**** Record list

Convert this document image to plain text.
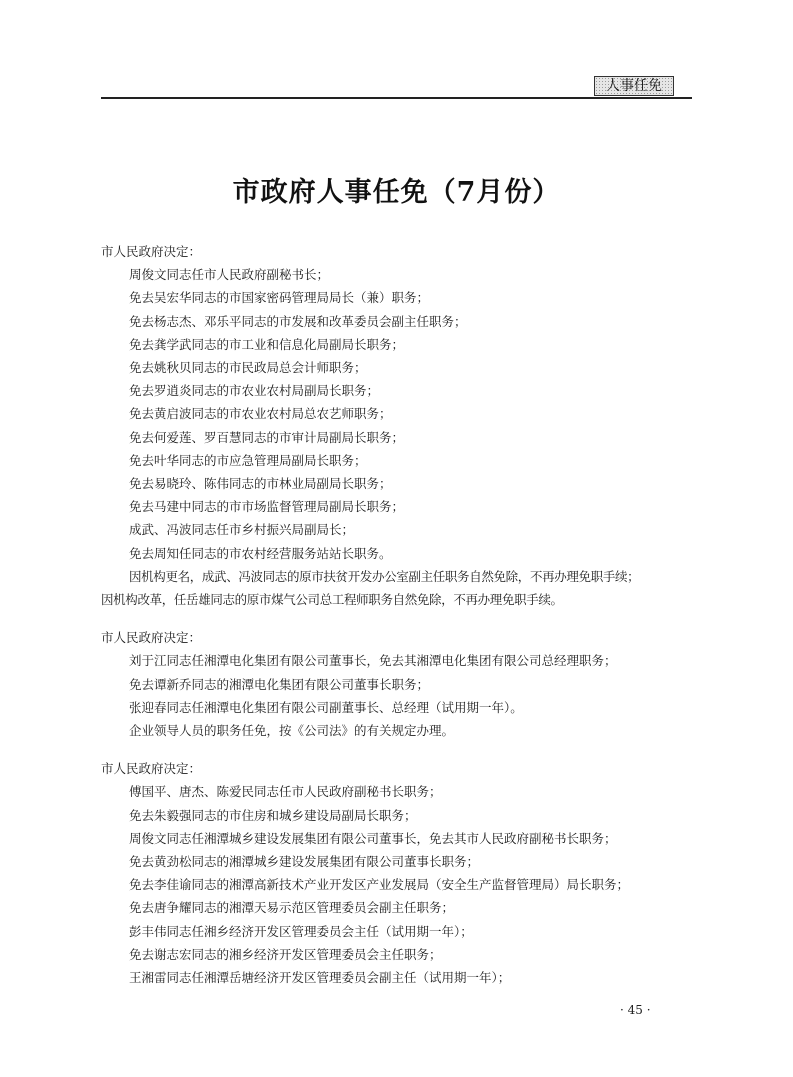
人事任免
市政府人事任免（7月份）
市人民政府决定：
周俊文同志任市人民政府副秘书长；
免去吴宏华同志的市国家密码管理局局长（兼）职务；
免去杨志杰、邓乐平同志的市发展和改革委员会副主任职务；
免去龚学武同志的市工业和信息化局副局长职务；
免去姚秋贝同志的市民政局总会计师职务；
免去罗逍炎同志的市农业农村局副局长职务；
免去黄启波同志的市农业农村局总农艺师职务；
免去何爱莲、罗百慧同志的市审计局副局长职务；
免去叶华同志的市应急管理局副局长职务；
免去易晓玲、陈伟同志的市林业局副局长职务；
免去马建中同志的市市场监督管理局副局长职务；
成武、冯波同志任市乡村振兴局副局长；
免去周知任同志的市农村经营服务站站长职务。
因机构更名，成武、冯波同志的原市扶贫开发办公室副主任职务自然免除，不再办理免职手续；
因机构改革，任岳雄同志的原市煤气公司总工程师职务自然免除，不再办理免职手续。
市人民政府决定：
刘于江同志任湘潭电化集团有限公司董事长，免去其湘潭电化集团有限公司总经理职务；
免去谭新乔同志的湘潭电化集团有限公司董事长职务；
张迎春同志任湘潭电化集团有限公司副董事长、总经理（试用期一年）。
企业领导人员的职务任免，按《公司法》的有关规定办理。
市人民政府决定：
傅国平、唐杰、陈爱民同志任市人民政府副秘书长职务；
免去朱毅强同志的市住房和城乡建设局副局长职务；
周俊文同志任湘潭城乡建设发展集团有限公司董事长，免去其市人民政府副秘书长职务；
免去黄劲松同志的湘潭城乡建设发展集团有限公司董事长职务；
免去李佳谕同志的湘潭高新技术产业开发区产业发展局（安全生产监督管理局）局长职务；
免去唐争耀同志的湘潭天易示范区管理委员会副主任职务；
彭丰伟同志任湘乡经济开发区管理委员会主任（试用期一年）；
免去谢志宏同志的湘乡经济开发区管理委员会主任职务；
王湘雷同志任湘潭岳塘经济开发区管理委员会副主任（试用期一年）；
· 45 ·
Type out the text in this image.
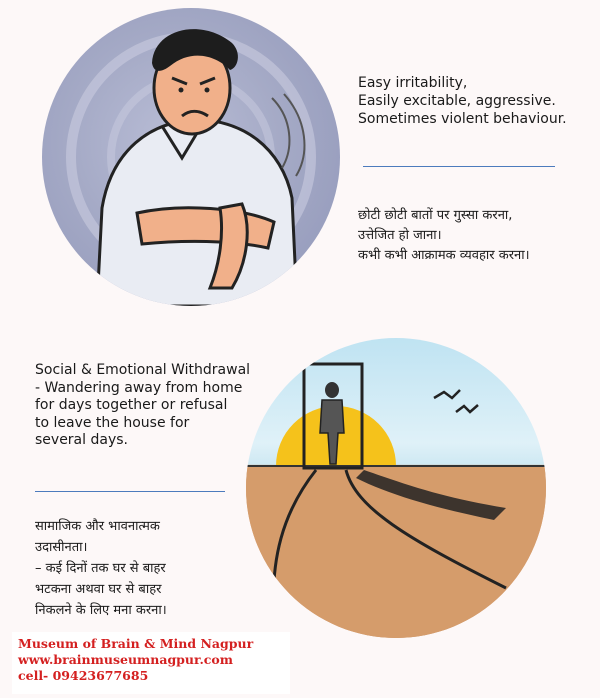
Easy irritability,
Easily excitable, aggressive.
Sometimes violent behaviour.
छोटी छोटी बातों पर गुस्सा करना,
उत्तेजित हो जाना।
कभी कभी आक्रामक व्यवहार करना।
Social & Emotional Withdrawal
- Wandering away from home
for days together or refusal
to leave the house for
several days.
सामाजिक और भावनात्मक
उदासीनता।
– कई दिनों तक घर से बाहर
भटकना अथवा घर से बाहर
निकलने के लिए मना करना।
Museum of Brain & Mind Nagpur
www.brainmuseumnagpur.com
cell- 09423677685
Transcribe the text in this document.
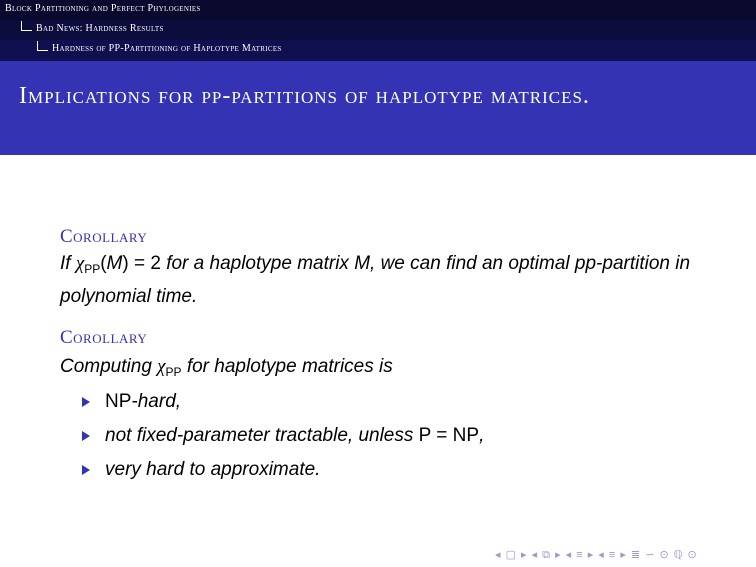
Block Partitioning and Perfect Phylogenies
Bad News: Hardness Results
Hardness of PP-Partitioning of Haplotype Matrices
Implications for pp-partitions of haplotype matrices.
Corollary
If $\chi_{PP}(M) = 2$ for a haplotype matrix M, we can find an optimal pp-partition in polynomial time.
Corollary
Computing $\chi_{PP}$ for haplotype matrices is
NP-hard,
not fixed-parameter tractable, unless P = NP,
very hard to approximate.
◂ ▢ ▸ ◂ ⧉ ▸ ◂ ≡ ▸ ◂ ≡ ▸ ≣ ∽ ⊙ ℚ ⊙
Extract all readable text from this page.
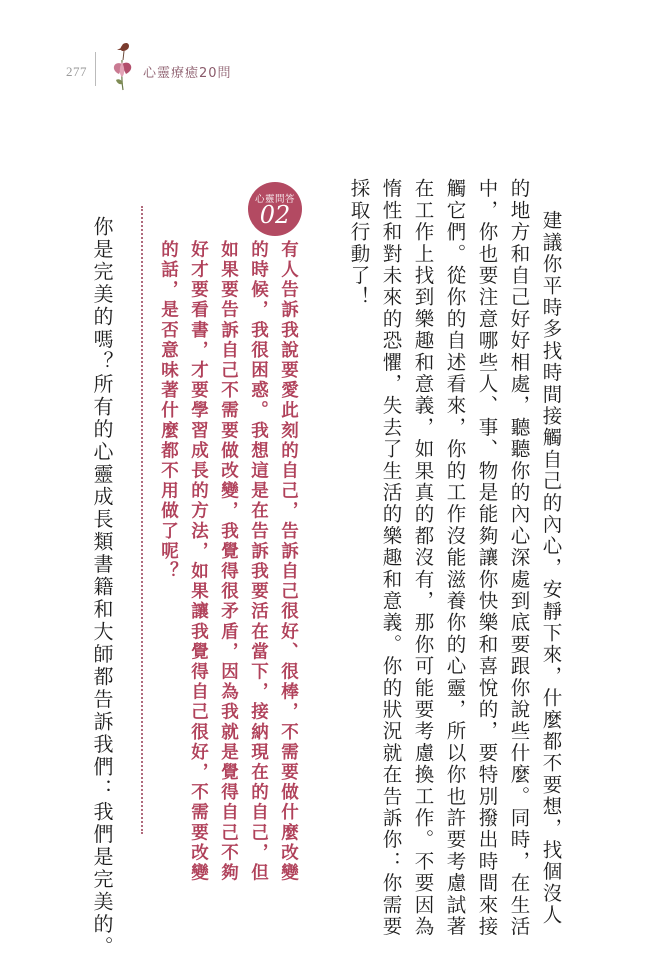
277	心靈療癒20問
建議你平時多找時間接觸自己的內心，安靜下來，什麼都不要想，找個沒人
的地方和自己好好相處，聽聽你的內心深處到底要跟你說些什麼。同時，在生活
中，你也要注意哪些人、事、物是能夠讓你快樂和喜悅的，要特別撥出時間來接
觸它們。從你的自述看來，你的工作沒能滋養你的心靈，所以你也許要考慮試著
在工作上找到樂趣和意義，如果真的都沒有，那你可能要考慮換工作。不要因為
惰性和對未來的恐懼，失去了生活的樂趣和意義。你的狀況就在告訴你：你需要
採取行動了！
心靈問答
02
有人告訴我說要愛此刻的自己，告訴自己很好、很棒，不需要做什麼改變
的時候，我很困惑。我想這是在告訴我要活在當下，接納現在的自己，但
如果要告訴自己不需要做改變，我覺得很矛盾，因為我就是覺得自己不夠
好才要看書，才要學習成長的方法，如果讓我覺得自己很好，不需要改變
的話，是否意味著什麼都不用做了呢？
你是完美的嗎？所有的心靈成長類書籍和大師都告訴我們：我們是完美的。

********

• Stated task
Count how many lines above contain the word "text". Reply with the number alone.

• Solution to this task
4